EXERCISE DETAILS:
Return only the number of lines that hold "name".

[start of DATA PROVIDED]

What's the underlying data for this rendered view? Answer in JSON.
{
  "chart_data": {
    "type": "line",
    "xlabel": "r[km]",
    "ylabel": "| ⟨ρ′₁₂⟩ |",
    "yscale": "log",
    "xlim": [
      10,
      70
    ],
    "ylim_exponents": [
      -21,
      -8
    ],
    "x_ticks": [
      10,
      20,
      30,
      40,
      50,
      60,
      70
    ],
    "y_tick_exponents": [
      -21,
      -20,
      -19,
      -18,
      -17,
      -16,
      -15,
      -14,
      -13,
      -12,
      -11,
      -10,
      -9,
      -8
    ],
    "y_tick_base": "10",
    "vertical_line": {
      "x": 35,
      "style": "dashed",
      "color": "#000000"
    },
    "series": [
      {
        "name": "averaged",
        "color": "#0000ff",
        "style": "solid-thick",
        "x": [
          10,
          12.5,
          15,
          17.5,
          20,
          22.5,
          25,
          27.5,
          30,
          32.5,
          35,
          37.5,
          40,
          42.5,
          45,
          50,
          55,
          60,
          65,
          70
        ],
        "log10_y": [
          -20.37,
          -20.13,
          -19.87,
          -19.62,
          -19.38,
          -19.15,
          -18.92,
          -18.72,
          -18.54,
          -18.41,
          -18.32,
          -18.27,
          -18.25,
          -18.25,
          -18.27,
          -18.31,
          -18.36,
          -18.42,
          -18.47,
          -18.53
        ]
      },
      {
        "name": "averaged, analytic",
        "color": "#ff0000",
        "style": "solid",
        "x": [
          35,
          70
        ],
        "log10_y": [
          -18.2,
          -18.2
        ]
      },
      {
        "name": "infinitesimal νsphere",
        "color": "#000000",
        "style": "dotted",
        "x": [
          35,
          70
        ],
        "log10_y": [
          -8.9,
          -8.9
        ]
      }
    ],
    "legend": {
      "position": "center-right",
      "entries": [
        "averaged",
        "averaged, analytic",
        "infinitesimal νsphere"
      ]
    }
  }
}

[end of DATA PROVIDED]

TASK RESULT:
3